*PASSAGE SHOWN*.
Unless you plan to work to the grave all practice owners need to be thinking “succession planning” at some point – preferably as early as possible. Maybe right even from the beginning of your practice.
Succession planning is simply about working out how to exit the business at your preferred time, in your preferred way, and hopefully at your preferred price. That is definitely worth thinking about right from when you first start your own business.
Achieving the ideal succession planning strategy successfully though is quite a journey, and will involve significant thought and planning together with sustained execution of the plan. There are 6 distinct phases to an ideal business succession plan, and they are:
- Establish the Owners Objectives
- Understanding Where The Value Is
- Building & Maintaining Practice Value
- Creating the Sale
- Completing the Sale
- Personal Planning & Legacy Issues
Establishing the Owners Objectives
At the very beginning of any succession planning you have to answer the essential questions of “what, when, who and how” as they establish the framework of what is trying to be achieved.
- What is it you are going to be selling? Is it just assets (such as a client base), or a “going concern” that includes potential liabilities, is it partial ownership of an entity or structure that caries limitations for incoming owners?

*DATASET EXTRACT*.
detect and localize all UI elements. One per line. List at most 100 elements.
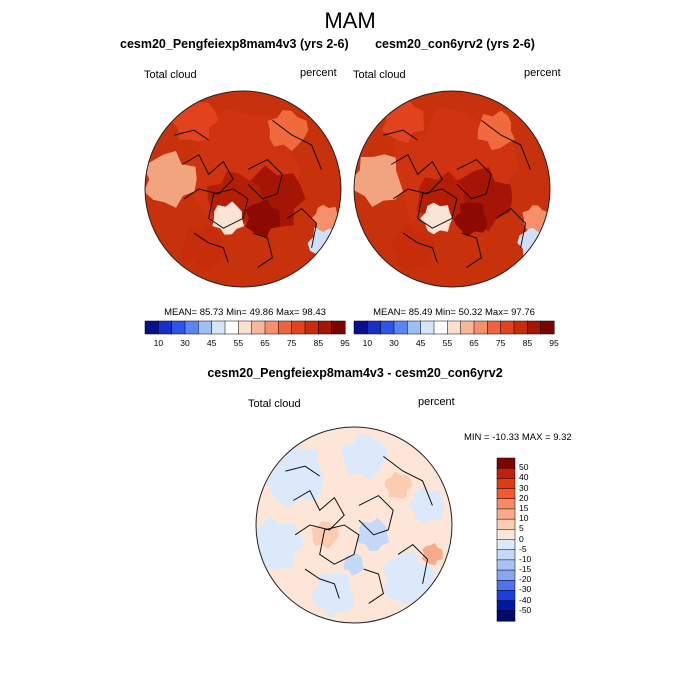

*EXERCISE INSTRUCTIONS*. Pick up the succession planning piece for practice owners right after its last sentence and keep writing it.

*RESPONSE*.
- When do you want to sell it (ideally)? Is the timing driven by your needs and personal plans, or others? Have you considered how much impact timing can have upon price? If timing can have a large impact upon valuation (e.g. if selling a multiple of trail commission on a funds under management book where value can move with market performance and confidence) are you able to prepare the business for rapid sale at a time of premium values?
- Who are you most likely to sell it to? Who would it be most attractive to….an internal successor or an external party? Do you have, or are you building, the type of business which is more attractive to somebody looking to build upon their own sweat equity and create their own income stream for the future, or are you building something which carries potential synergies and leverage for external investors? Are those systems and key IP you might be building of interest only to investors from within the same industry, or are you thinking of a turnkey operation that opens up the possibility of being appealing to external investors that are not looking to work in the business itself?
- How…at this stage is really “how much makes it worthwhile?” What is the price range that makes a future sale worth doing – for you. How much are you wanting, needing, or hoping to get from it that can become a key driver of the investment you will make in positioning the business for optimal succession value, and also trigger the succession process?
Understanding Where The Value Is
One of the key questions at the outset was understanding what it is you are selling – a business, an interest in a business, just an asset sale? It follows that once you have worked out what it is you are selling you need to understand what components add or create value within that. Considerations will include:
- balance sheet, P&L’s and other standard financial measures and reporting. In particular, what areas contribute the greatest value from an investors perspective? What areas might be open to serious negotiation given widely different interpretation (e.g. goodwill, intellectual property values, brand value)?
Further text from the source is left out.